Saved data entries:

-=-=-

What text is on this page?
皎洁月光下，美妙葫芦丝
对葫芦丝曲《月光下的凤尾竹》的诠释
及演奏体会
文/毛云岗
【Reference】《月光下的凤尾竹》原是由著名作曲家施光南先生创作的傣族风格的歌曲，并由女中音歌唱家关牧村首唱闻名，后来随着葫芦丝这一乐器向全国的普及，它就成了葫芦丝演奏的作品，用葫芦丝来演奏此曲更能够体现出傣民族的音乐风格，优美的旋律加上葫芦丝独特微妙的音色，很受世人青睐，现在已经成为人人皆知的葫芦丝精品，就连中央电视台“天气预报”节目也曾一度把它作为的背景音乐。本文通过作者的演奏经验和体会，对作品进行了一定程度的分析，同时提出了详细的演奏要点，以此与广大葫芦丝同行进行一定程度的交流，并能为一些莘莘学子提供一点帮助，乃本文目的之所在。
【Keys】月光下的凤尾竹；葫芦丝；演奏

-=-=-

# [Problem statement]
Check each line above for the word "月光下的凤尾竹" and give the number of lines that have it, nothing else.

# [Answer to this problem]
3